§ Exercise task: Using the data below, repeat all of it precisely.

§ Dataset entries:
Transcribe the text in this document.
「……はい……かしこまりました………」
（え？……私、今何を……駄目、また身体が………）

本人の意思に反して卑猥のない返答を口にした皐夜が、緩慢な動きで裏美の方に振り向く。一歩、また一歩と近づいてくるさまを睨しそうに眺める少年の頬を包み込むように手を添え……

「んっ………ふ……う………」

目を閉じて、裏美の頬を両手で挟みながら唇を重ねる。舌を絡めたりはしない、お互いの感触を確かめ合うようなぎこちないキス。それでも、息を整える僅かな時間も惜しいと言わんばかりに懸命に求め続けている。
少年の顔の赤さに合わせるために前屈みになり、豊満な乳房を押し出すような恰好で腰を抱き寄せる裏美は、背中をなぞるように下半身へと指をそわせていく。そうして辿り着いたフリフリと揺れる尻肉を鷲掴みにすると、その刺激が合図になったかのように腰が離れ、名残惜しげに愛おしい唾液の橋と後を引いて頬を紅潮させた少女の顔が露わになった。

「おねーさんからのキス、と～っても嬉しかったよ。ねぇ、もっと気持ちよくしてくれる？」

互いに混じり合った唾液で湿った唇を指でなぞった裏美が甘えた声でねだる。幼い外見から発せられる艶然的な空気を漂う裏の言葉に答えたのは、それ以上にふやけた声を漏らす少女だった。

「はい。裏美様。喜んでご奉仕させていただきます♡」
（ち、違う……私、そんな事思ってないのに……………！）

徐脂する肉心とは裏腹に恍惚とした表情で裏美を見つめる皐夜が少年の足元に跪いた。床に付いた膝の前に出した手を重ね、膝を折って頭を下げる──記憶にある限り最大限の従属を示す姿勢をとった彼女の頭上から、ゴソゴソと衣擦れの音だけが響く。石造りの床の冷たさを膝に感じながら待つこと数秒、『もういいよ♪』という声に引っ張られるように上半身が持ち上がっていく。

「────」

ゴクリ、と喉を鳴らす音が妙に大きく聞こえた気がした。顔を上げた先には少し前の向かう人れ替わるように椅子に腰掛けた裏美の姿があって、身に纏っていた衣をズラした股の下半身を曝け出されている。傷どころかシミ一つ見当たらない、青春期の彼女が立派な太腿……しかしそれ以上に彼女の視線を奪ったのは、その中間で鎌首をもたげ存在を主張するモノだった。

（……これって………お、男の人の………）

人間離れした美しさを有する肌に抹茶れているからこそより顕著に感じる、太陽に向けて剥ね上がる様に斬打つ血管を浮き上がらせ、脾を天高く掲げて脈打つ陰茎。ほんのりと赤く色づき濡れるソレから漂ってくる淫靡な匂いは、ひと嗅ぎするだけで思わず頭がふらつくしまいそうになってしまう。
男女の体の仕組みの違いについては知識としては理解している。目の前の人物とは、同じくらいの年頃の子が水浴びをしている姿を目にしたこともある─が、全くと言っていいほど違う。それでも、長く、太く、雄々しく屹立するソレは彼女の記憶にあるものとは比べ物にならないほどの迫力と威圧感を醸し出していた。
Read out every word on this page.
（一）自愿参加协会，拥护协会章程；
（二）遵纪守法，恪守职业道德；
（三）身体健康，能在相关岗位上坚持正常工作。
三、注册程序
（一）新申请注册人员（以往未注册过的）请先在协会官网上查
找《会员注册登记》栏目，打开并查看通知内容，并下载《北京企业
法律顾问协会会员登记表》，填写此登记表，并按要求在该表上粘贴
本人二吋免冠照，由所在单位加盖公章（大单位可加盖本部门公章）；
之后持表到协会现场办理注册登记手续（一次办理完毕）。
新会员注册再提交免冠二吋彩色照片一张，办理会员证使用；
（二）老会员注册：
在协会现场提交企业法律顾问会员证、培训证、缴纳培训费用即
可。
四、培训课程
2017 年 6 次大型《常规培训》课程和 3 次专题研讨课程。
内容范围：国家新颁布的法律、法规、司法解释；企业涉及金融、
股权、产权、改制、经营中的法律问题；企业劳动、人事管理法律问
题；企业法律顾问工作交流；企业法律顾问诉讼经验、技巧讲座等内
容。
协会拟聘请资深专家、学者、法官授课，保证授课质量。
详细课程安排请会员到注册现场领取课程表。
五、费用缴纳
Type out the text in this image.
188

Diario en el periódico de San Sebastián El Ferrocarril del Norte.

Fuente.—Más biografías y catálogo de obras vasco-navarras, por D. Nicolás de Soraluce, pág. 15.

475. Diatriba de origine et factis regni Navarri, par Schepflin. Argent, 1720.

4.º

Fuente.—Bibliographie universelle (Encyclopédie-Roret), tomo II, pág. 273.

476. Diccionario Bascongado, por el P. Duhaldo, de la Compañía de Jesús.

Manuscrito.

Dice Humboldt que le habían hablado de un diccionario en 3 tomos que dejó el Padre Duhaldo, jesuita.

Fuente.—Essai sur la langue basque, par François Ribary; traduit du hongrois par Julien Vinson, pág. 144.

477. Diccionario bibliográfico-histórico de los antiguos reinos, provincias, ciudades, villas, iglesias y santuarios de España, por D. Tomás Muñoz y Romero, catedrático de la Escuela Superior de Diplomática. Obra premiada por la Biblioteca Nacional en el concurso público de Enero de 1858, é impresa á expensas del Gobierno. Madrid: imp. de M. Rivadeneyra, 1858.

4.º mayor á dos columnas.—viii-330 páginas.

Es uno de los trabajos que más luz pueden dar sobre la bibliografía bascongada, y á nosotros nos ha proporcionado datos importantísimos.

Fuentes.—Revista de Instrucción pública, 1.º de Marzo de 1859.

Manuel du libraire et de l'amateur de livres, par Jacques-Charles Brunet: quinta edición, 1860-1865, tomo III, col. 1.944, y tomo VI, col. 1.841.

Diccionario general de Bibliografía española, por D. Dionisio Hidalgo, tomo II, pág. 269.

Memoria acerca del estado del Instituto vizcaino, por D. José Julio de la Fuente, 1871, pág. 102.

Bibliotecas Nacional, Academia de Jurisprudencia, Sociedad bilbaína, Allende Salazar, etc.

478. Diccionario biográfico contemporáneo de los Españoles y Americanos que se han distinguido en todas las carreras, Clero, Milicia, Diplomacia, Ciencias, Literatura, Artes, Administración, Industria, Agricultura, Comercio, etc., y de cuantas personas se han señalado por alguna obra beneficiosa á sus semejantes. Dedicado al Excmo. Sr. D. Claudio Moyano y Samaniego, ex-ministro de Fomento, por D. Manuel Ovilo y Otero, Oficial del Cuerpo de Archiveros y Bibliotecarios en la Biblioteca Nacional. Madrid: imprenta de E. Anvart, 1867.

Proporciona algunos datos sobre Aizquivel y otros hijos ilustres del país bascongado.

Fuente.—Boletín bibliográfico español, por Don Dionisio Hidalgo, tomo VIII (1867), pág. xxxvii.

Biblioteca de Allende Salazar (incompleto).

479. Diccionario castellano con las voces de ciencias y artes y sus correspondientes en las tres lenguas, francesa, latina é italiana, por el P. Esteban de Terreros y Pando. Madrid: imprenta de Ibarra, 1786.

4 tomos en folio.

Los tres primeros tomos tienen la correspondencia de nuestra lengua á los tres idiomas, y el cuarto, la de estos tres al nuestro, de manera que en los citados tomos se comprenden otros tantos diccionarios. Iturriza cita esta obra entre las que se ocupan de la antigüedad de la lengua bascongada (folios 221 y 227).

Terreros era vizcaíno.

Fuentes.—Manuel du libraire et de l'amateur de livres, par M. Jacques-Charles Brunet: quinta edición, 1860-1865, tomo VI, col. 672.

§ Response to the task:
Transcribe the text in this document.
「……はい……かしこまりました………」
（え？……私、今何を……駄目、また身体が………）

本人の意思に反して卑猥のない返答を口にした皐夜が、緩慢な動きで裏美の方に振り向く。一歩、また一歩と近づいてくるさまを睨しそうに眺める少年の頬を包み込むように手を添え……

「んっ………ふ……う………」

目を閉じて、裏美の頬を両手で挟みながら唇を重ねる。舌を絡めたりはしない、お互いの感触を確かめ合うようなぎこちないキス。それでも、息を整える僅かな時間も惜しいと言わんばかりに懸命に求め続けている。
少年の顔の赤さに合わせるために前屈みになり、豊満な乳房を押し出すような恰好で腰を抱き寄せる裏美は、背中をなぞるように下半身へと指をそわせていく。そうして辿り着いたフリフリと揺れる尻肉を鷲掴みにすると、その刺激が合図になったかのように腰が離れ、名残惜しげに愛おしい唾液の橋と後を引いて頬を紅潮させた少女の顔が露わになった。

「おねーさんからのキス、と～っても嬉しかったよ。ねぇ、もっと気持ちよくしてくれる？」

互いに混じり合った唾液で湿った唇を指でなぞった裏美が甘えた声でねだる。幼い外見から発せられる艶然的な空気を漂う裏の言葉に答えたのは、それ以上にふやけた声を漏らす少女だった。

「はい。裏美様。喜んでご奉仕させていただきます♡」
（ち、違う……私、そんな事思ってないのに……………！）

徐脂する肉心とは裏腹に恍惚とした表情で裏美を見つめる皐夜が少年の足元に跪いた。床に付いた膝の前に出した手を重ね、膝を折って頭を下げる──記憶にある限り最大限の従属を示す姿勢をとった彼女の頭上から、ゴソゴソと衣擦れの音だけが響く。石造りの床の冷たさを膝に感じながら待つこと数秒、『もういいよ♪』という声に引っ張られるように上半身が持ち上がっていく。

「────」

ゴクリ、と喉を鳴らす音が妙に大きく聞こえた気がした。顔を上げた先には少し前の向かう人れ替わるように椅子に腰掛けた裏美の姿があって、身に纏っていた衣をズラした股の下半身を曝け出されている。傷どころかシミ一つ見当たらない、青春期の彼女が立派な太腿……しかしそれ以上に彼女の視線を奪ったのは、その中間で鎌首をもたげ存在を主張するモノだった。

（……これって………お、男の人の………）

人間離れした美しさを有する肌に抹茶れているからこそより顕著に感じる、太陽に向けて剥ね上がる様に斬打つ血管を浮き上がらせ、脾を天高く掲げて脈打つ陰茎。ほんのりと赤く色づき濡れるソレから漂ってくる淫靡な匂いは、ひと嗅ぎするだけで思わず頭がふらつくしまいそうになってしまう。
男女の体の仕組みの違いについては知識としては理解している。目の前の人物とは、同じくらいの年頃の子が水浴びをしている姿を目にしたこともある─が、全くと言っていいほど違う。それでも、長く、太く、雄々しく屹立するソレは彼女の記憶にあるものとは比べ物にならないほどの迫力と威圧感を醸し出していた。
Read out every word on this page.
（一）自愿参加协会，拥护协会章程；
（二）遵纪守法，恪守职业道德；
（三）身体健康，能在相关岗位上坚持正常工作。
三、注册程序
（一）新申请注册人员（以往未注册过的）请先在协会官网上查
找《会员注册登记》栏目，打开并查看通知内容，并下载《北京企业
法律顾问协会会员登记表》，填写此登记表，并按要求在该表上粘贴
本人二吋免冠照，由所在单位加盖公章（大单位可加盖本部门公章）；
之后持表到协会现场办理注册登记手续（一次办理完毕）。
新会员注册再提交免冠二吋彩色照片一张，办理会员证使用；
（二）老会员注册：
在协会现场提交企业法律顾问会员证、培训证、缴纳培训费用即
可。
四、培训课程
2017 年 6 次大型《常规培训》课程和 3 次专题研讨课程。
内容范围：国家新颁布的法律、法规、司法解释；企业涉及金融、
股权、产权、改制、经营中的法律问题；企业劳动、人事管理法律问
题；企业法律顾问工作交流；企业法律顾问诉讼经验、技巧讲座等内
容。
协会拟聘请资深专家、学者、法官授课，保证授课质量。
详细课程安排请会员到注册现场领取课程表。
五、费用缴纳
Type out the text in this image.
188

Diario en el periódico de San Sebastián El Ferrocarril del Norte.

Fuente.—Más biografías y catálogo de obras vasco-navarras, por D. Nicolás de Soraluce, pág. 15.

475. Diatriba de origine et factis regni Navarri, par Schepflin. Argent, 1720.

4.º

Fuente.—Bibliographie universelle (Encyclopédie-Roret), tomo II, pág. 273.

476. Diccionario Bascongado, por el P. Duhaldo, de la Compañía de Jesús.

Manuscrito.

Dice Humboldt que le habían hablado de un diccionario en 3 tomos que dejó el Padre Duhaldo, jesuita.

Fuente.—Essai sur la langue basque, par François Ribary; traduit du hongrois par Julien Vinson, pág. 144.

477. Diccionario bibliográfico-histórico de los antiguos reinos, provincias, ciudades, villas, iglesias y santuarios de España, por D. Tomás Muñoz y Romero, catedrático de la Escuela Superior de Diplomática. Obra premiada por la Biblioteca Nacional en el concurso público de Enero de 1858, é impresa á expensas del Gobierno. Madrid: imp. de M. Rivadeneyra, 1858.

4.º mayor á dos columnas.—viii-330 páginas.

Es uno de los trabajos que más luz pueden dar sobre la bibliografía bascongada, y á nosotros nos ha proporcionado datos importantísimos.

Fuentes.—Revista de Instrucción pública, 1.º de Marzo de 1859.

Manuel du libraire et de l'amateur de livres, par Jacques-Charles Brunet: quinta edición, 1860-1865, tomo III, col. 1.944, y tomo VI, col. 1.841.

Diccionario general de Bibliografía española, por D. Dionisio Hidalgo, tomo II, pág. 269.

Memoria acerca del estado del Instituto vizcaino, por D. José Julio de la Fuente, 1871, pág. 102.

Bibliotecas Nacional, Academia de Jurisprudencia, Sociedad bilbaína, Allende Salazar, etc.

478. Diccionario biográfico contemporáneo de los Españoles y Americanos que se han distinguido en todas las carreras, Clero, Milicia, Diplomacia, Ciencias, Literatura, Artes, Administración, Industria, Agricultura, Comercio, etc., y de cuantas personas se han señalado por alguna obra beneficiosa á sus semejantes. Dedicado al Excmo. Sr. D. Claudio Moyano y Samaniego, ex-ministro de Fomento, por D. Manuel Ovilo y Otero, Oficial del Cuerpo de Archiveros y Bibliotecarios en la Biblioteca Nacional. Madrid: imprenta de E. Anvart, 1867.

Proporciona algunos datos sobre Aizquivel y otros hijos ilustres del país bascongado.

Fuente.—Boletín bibliográfico español, por Don Dionisio Hidalgo, tomo VIII (1867), pág. xxxvii.

Biblioteca de Allende Salazar (incompleto).

479. Diccionario castellano con las voces de ciencias y artes y sus correspondientes en las tres lenguas, francesa, latina é italiana, por el P. Esteban de Terreros y Pando. Madrid: imprenta de Ibarra, 1786.

4 tomos en folio.

Los tres primeros tomos tienen la correspondencia de nuestra lengua á los tres idiomas, y el cuarto, la de estos tres al nuestro, de manera que en los citados tomos se comprenden otros tantos diccionarios. Iturriza cita esta obra entre las que se ocupan de la antigüedad de la lengua bascongada (folios 221 y 227).

Terreros era vizcaíno.

Fuentes.—Manuel du libraire et de l'amateur de livres, par M. Jacques-Charles Brunet: quinta edición, 1860-1865, tomo VI, col. 672.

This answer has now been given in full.